AIM - Nothing but the line with "Extract the chart's" and the lines after it, through the end of the records below, is to be repeated, exactly as it is.

· · · · · · ·

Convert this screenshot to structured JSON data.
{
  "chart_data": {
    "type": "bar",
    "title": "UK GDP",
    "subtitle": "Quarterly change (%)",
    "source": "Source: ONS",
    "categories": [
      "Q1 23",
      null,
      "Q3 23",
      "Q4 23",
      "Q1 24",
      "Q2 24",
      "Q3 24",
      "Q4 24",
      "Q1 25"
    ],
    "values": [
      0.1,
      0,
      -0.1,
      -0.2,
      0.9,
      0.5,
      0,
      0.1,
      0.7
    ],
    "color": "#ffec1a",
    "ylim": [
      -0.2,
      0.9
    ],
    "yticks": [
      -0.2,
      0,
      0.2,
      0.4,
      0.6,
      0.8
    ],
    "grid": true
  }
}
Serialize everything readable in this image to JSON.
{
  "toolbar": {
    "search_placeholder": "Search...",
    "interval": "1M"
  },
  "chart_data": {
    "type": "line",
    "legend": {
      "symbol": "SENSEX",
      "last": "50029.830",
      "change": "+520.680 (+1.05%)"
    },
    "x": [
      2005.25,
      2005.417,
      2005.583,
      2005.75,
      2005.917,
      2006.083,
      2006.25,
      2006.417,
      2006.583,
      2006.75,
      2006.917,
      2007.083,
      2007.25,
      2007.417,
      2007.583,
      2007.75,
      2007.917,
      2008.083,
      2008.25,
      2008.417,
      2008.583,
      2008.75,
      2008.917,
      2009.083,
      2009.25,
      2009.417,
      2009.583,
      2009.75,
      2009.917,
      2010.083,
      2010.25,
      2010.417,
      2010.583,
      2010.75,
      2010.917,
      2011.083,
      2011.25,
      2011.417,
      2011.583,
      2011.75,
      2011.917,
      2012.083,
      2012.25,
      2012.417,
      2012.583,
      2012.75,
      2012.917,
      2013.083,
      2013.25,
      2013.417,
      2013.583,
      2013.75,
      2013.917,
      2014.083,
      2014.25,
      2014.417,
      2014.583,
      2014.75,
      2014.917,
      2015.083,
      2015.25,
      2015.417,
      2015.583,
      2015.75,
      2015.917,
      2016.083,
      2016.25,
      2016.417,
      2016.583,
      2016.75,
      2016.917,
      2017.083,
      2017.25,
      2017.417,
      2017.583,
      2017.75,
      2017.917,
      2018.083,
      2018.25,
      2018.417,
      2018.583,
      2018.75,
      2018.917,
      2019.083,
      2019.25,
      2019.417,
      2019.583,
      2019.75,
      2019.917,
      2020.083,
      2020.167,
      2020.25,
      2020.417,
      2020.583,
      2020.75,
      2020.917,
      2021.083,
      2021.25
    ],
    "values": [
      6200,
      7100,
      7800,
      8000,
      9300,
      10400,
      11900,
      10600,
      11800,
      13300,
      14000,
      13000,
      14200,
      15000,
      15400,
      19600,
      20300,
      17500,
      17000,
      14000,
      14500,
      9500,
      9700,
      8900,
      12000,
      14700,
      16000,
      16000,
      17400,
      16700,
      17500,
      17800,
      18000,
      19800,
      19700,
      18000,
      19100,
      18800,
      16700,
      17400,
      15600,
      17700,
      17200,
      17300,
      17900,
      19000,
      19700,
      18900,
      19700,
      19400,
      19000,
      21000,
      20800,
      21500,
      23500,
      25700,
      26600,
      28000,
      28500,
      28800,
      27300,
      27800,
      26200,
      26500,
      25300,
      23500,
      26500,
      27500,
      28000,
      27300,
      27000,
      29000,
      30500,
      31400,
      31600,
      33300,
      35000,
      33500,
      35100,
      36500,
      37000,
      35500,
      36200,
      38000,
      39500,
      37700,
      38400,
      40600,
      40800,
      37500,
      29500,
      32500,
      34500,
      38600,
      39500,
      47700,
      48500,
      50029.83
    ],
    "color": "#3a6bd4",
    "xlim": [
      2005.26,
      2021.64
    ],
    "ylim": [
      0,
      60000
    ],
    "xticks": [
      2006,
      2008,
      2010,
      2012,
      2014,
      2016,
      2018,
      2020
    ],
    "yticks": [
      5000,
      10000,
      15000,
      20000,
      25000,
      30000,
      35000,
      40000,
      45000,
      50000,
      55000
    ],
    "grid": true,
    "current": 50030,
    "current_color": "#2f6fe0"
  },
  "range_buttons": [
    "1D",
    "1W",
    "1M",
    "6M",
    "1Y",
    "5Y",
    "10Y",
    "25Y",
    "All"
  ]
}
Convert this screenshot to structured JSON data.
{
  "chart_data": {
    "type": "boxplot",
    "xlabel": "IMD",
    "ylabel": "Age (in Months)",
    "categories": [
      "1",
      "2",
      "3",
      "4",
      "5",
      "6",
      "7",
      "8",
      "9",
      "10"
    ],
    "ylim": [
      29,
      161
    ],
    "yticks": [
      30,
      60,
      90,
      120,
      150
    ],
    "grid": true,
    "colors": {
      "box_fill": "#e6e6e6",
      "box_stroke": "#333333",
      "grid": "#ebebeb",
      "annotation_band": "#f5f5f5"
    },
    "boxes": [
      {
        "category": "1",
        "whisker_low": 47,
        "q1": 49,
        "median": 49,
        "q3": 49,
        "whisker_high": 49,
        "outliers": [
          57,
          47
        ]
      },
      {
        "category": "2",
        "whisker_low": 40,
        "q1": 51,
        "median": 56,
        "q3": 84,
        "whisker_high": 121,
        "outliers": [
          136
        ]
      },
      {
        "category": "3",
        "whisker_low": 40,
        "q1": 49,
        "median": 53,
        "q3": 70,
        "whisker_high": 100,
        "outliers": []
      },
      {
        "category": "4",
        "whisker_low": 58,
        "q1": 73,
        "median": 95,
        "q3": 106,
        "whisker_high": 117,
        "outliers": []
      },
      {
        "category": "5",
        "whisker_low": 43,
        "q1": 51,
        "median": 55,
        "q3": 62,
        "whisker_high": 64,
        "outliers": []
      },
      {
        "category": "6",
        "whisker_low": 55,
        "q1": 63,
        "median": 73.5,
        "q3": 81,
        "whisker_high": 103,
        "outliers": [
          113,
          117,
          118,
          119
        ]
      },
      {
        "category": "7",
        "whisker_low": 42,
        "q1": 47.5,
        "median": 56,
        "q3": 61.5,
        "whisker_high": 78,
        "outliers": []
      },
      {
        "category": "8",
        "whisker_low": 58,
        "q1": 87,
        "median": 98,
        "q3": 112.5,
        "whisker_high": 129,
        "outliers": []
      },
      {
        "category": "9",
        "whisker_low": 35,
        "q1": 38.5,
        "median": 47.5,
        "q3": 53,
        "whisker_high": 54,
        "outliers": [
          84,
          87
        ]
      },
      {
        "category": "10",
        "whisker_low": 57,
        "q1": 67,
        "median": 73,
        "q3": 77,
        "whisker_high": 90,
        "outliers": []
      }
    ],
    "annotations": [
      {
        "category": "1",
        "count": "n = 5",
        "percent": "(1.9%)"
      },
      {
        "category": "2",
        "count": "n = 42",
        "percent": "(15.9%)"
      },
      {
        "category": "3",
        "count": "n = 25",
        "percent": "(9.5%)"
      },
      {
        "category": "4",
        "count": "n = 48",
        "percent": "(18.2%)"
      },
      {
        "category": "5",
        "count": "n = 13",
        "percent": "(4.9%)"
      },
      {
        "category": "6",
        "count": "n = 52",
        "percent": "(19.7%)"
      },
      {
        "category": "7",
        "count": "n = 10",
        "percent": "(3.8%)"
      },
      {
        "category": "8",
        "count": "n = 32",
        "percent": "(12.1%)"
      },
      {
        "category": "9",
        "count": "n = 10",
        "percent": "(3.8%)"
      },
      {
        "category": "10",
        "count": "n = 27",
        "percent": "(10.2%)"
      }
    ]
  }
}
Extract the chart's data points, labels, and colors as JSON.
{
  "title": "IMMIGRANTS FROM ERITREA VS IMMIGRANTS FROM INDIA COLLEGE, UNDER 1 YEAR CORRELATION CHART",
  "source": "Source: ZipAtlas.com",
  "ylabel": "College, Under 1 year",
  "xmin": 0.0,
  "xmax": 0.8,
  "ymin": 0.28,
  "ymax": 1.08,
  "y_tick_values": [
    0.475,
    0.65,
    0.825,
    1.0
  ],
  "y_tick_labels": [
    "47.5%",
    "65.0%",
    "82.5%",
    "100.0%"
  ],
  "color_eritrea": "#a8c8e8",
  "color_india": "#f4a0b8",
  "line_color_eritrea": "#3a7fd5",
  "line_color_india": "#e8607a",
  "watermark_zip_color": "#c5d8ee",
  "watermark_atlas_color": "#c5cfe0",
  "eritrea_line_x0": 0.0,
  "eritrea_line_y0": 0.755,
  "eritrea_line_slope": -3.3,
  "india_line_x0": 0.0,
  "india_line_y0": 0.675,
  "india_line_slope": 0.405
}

· · · · · · ·

FINISHED TASK -
Extract the chart's data points, labels, and colors as JSON.
{
  "title": "IMMIGRANTS FROM ERITREA VS IMMIGRANTS FROM INDIA COLLEGE, UNDER 1 YEAR CORRELATION CHART",
  "source": "Source: ZipAtlas.com",
  "ylabel": "College, Under 1 year",
  "xmin": 0.0,
  "xmax": 0.8,
  "ymin": 0.28,
  "ymax": 1.08,
  "y_tick_values": [
    0.475,
    0.65,
    0.825,
    1.0
  ],
  "y_tick_labels": [
    "47.5%",
    "65.0%",
    "82.5%",
    "100.0%"
  ],
  "color_eritrea": "#a8c8e8",
  "color_india": "#f4a0b8",
  "line_color_eritrea": "#3a7fd5",
  "line_color_india": "#e8607a",
  "watermark_zip_color": "#c5d8ee",
  "watermark_atlas_color": "#c5cfe0",
  "eritrea_line_x0": 0.0,
  "eritrea_line_y0": 0.755,
  "eritrea_line_slope": -3.3,
  "india_line_x0": 0.0,
  "india_line_y0": 0.675,
  "india_line_slope": 0.405
}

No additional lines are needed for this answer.